In the entries below, find the lines that contain the word "stik" and copy them.

Material for this exercise >>
════

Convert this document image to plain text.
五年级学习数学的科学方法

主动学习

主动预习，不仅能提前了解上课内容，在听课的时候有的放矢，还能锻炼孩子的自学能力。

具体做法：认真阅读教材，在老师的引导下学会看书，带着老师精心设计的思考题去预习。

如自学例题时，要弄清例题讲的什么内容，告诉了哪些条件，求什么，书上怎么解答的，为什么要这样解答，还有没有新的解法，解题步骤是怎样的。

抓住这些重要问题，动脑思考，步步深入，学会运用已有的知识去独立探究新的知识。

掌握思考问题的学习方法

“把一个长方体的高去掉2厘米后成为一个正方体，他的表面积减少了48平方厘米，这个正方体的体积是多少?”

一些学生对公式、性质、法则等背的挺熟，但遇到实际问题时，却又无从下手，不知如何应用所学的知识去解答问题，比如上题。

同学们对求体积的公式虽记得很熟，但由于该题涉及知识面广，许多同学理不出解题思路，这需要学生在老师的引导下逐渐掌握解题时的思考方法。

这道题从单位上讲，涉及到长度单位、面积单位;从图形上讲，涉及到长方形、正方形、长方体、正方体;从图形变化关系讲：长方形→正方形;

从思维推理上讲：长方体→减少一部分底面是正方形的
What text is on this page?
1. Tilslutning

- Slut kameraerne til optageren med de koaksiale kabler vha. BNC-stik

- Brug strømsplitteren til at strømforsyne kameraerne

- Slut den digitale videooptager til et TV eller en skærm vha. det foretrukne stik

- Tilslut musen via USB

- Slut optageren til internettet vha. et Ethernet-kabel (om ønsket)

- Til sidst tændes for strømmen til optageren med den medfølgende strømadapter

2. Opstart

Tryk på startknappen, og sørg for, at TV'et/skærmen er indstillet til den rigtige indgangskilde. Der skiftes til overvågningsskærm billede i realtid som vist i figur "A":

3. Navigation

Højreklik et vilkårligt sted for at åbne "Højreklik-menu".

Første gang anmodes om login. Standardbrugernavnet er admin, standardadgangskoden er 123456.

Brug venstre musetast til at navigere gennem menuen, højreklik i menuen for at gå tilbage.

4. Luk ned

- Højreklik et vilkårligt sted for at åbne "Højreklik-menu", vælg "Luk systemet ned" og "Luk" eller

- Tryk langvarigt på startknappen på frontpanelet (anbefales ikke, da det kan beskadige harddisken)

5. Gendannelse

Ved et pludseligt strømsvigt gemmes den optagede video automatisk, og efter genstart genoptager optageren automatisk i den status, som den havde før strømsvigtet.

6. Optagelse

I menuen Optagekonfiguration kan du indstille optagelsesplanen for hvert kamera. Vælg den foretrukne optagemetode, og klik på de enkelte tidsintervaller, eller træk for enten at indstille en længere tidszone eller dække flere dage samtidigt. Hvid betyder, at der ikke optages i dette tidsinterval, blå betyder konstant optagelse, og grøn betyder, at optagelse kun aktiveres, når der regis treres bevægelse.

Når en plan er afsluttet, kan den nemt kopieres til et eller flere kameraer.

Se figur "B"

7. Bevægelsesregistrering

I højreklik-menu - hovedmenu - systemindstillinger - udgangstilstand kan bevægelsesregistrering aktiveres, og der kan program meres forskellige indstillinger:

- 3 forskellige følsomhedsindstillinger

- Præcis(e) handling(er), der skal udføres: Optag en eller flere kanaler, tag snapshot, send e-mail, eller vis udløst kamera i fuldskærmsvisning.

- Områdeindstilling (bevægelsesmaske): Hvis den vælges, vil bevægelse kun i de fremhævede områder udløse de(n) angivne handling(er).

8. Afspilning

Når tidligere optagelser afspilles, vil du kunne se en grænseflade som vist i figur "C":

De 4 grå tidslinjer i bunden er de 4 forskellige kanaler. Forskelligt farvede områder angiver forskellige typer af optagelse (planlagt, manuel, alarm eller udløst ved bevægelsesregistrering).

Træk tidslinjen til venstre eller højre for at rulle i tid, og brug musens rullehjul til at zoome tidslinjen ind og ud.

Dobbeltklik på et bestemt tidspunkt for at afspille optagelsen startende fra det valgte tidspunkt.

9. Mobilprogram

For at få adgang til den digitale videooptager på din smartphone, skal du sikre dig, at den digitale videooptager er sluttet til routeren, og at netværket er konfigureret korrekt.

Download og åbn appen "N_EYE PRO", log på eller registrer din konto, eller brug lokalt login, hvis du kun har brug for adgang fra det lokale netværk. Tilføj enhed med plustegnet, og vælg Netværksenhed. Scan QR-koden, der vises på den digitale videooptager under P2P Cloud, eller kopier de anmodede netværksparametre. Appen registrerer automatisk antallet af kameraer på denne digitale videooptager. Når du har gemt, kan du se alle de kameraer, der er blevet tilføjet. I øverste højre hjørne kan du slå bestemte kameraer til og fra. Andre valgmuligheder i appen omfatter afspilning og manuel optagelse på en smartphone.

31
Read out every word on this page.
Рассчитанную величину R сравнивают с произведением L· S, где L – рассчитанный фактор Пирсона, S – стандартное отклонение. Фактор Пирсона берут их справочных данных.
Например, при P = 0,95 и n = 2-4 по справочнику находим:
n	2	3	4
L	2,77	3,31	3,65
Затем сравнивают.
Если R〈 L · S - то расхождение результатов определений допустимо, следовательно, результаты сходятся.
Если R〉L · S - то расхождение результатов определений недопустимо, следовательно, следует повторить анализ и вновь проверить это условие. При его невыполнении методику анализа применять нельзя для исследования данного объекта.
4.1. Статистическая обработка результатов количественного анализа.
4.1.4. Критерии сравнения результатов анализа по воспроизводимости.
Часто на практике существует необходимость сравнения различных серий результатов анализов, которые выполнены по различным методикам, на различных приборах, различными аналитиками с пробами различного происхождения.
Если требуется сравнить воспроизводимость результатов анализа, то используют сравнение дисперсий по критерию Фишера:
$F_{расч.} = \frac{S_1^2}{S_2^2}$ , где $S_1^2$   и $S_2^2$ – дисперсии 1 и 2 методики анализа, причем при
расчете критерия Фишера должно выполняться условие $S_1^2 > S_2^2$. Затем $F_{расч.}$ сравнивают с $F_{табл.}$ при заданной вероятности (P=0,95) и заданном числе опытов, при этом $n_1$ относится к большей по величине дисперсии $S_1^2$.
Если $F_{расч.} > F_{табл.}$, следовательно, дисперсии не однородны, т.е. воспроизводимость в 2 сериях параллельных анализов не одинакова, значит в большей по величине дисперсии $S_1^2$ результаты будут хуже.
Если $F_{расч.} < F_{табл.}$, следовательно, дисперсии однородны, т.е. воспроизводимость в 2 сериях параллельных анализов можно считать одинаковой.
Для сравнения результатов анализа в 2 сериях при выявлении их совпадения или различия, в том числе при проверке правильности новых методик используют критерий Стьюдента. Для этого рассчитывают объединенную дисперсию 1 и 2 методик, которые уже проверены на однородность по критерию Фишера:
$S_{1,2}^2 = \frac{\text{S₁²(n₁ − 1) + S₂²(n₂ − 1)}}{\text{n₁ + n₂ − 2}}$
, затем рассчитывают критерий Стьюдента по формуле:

════

Full output >>
- Slut kameraerne til optageren med de koaksiale kabler vha. BNC-stik
- Slut den digitale videooptager til et TV eller en skærm vha. det foretrukne stik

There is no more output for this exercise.